__AIM__
All of the entries must be reproduced exactly, with no images carried over.
======== RECORDS SHOWN
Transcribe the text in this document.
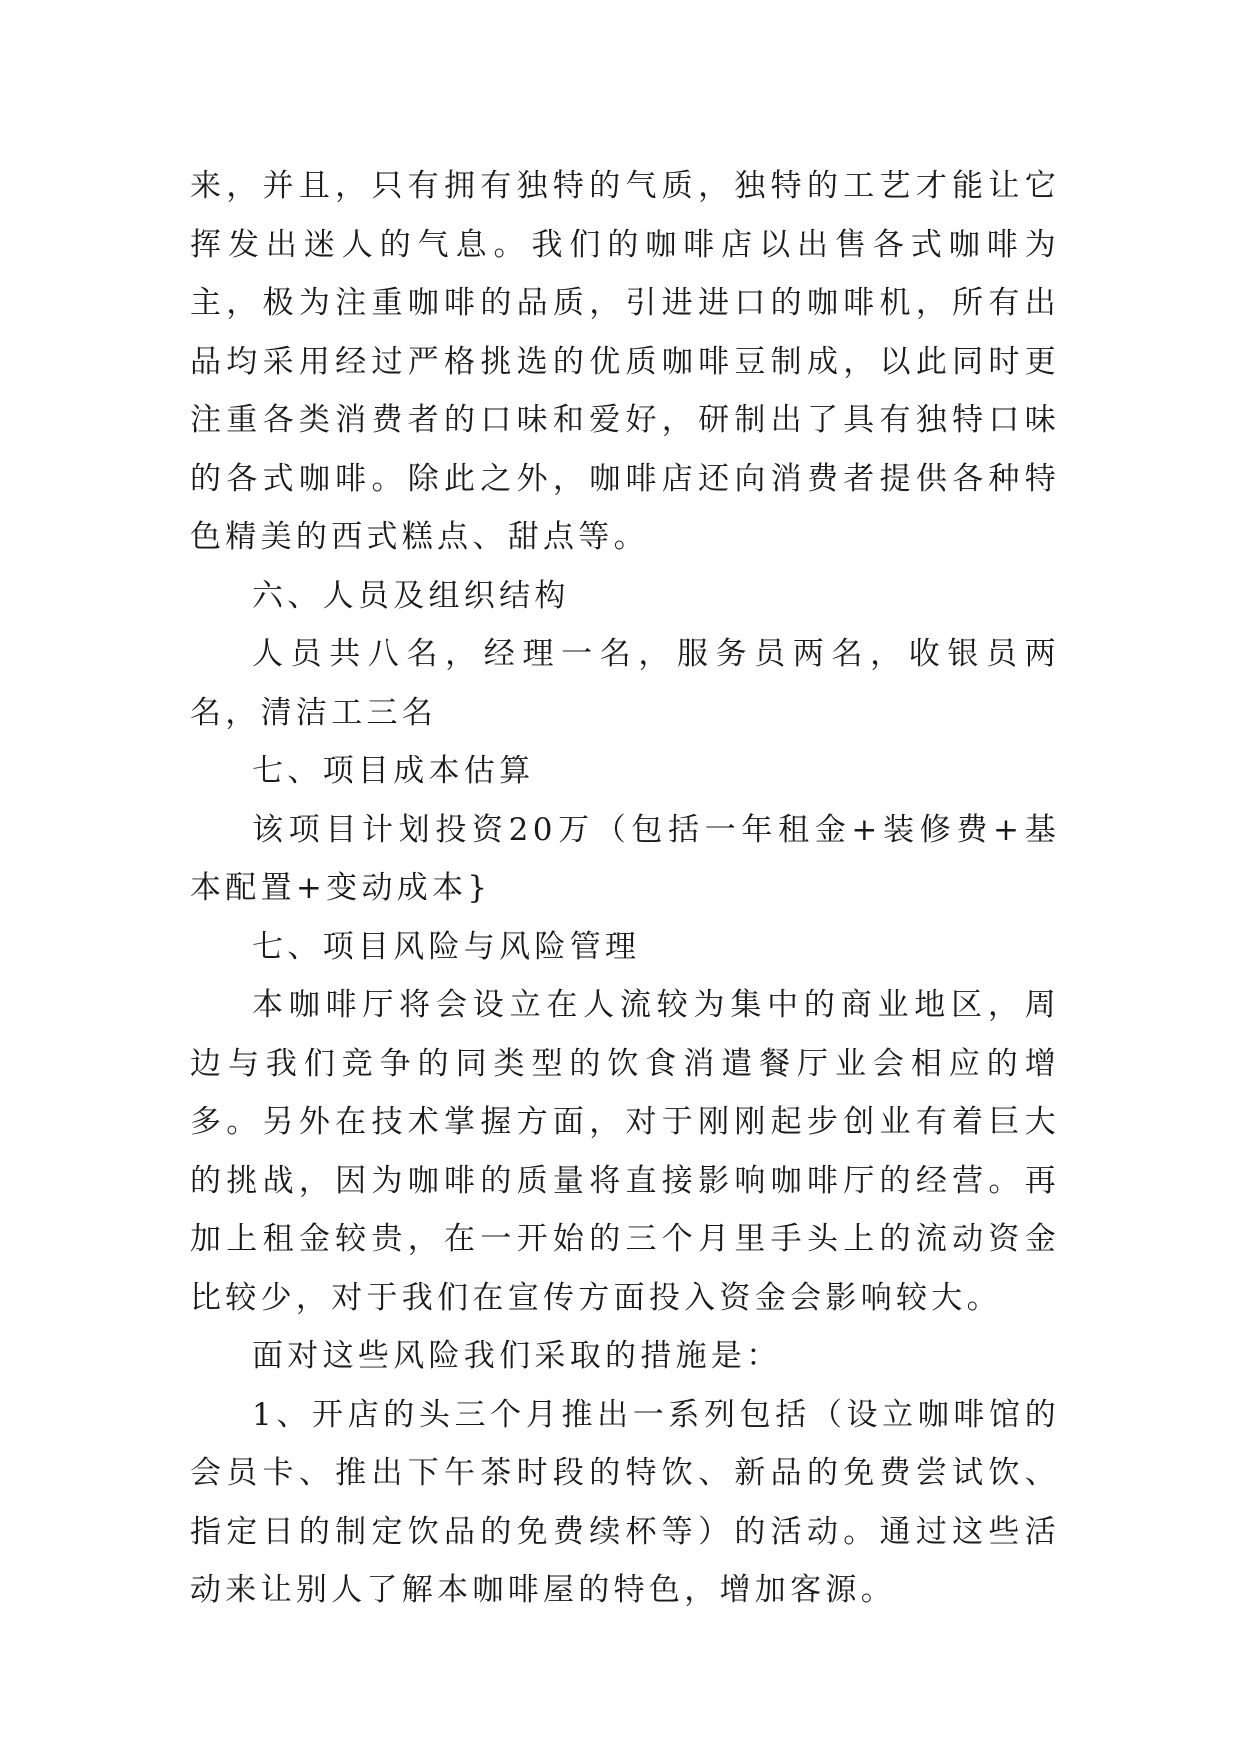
来，并且，只有拥有独特的气质，独特的工艺才能让它挥发出迷人的气息。我们的咖啡店以出售各式咖啡为主，极为注重咖啡的品质，引进进口的咖啡机，所有出品均采用经过严格挑选的优质咖啡豆制成，以此同时更注重各类消费者的口味和爱好，研制出了具有独特口味的各式咖啡。除此之外，咖啡店还向消费者提供各种特色精美的西式糕点、甜点等。

六、人员及组织结构

人员共八名，经理一名，服务员两名，收银员两名，清洁工三名

七、项目成本估算

该项目计划投资20万（包括一年租金+装修费+基本配置+变动成本}

七、项目风险与风险管理

本咖啡厅将会设立在人流较为集中的商业地区，周边与我们竞争的同类型的饮食消遣餐厅业会相应的增多。另外在技术掌握方面，对于刚刚起步创业有着巨大的挑战，因为咖啡的质量将直接影响咖啡厅的经营。再加上租金较贵，在一开始的三个月里手头上的流动资金比较少，对于我们在宣传方面投入资金会影响较大。

面对这些风险我们采取的措施是：

1、开店的头三个月推出一系列包括（设立咖啡馆的会员卡、推出下午茶时段的特饮、新品的免费尝试饮、指定日的制定饮品的免费续杯等）的活动。通过这些活动来让别人了解本咖啡屋的特色，增加客源。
================
__FINISHED EXERCISE__
Transcribe the text in this document.
来，并且，只有拥有独特的气质，独特的工艺才能让它挥发出迷人的气息。我们的咖啡店以出售各式咖啡为主，极为注重咖啡的品质，引进进口的咖啡机，所有出品均采用经过严格挑选的优质咖啡豆制成，以此同时更注重各类消费者的口味和爱好，研制出了具有独特口味的各式咖啡。除此之外，咖啡店还向消费者提供各种特色精美的西式糕点、甜点等。

六、人员及组织结构

人员共八名，经理一名，服务员两名，收银员两名，清洁工三名

七、项目成本估算

该项目计划投资20万（包括一年租金+装修费+基本配置+变动成本}

七、项目风险与风险管理

本咖啡厅将会设立在人流较为集中的商业地区，周边与我们竞争的同类型的饮食消遣餐厅业会相应的增多。另外在技术掌握方面，对于刚刚起步创业有着巨大的挑战，因为咖啡的质量将直接影响咖啡厅的经营。再加上租金较贵，在一开始的三个月里手头上的流动资金比较少，对于我们在宣传方面投入资金会影响较大。

面对这些风险我们采取的措施是：

1、开店的头三个月推出一系列包括（设立咖啡馆的会员卡、推出下午茶时段的特饮、新品的免费尝试饮、指定日的制定饮品的免费续杯等）的活动。通过这些活动来让别人了解本咖啡屋的特色，增加客源。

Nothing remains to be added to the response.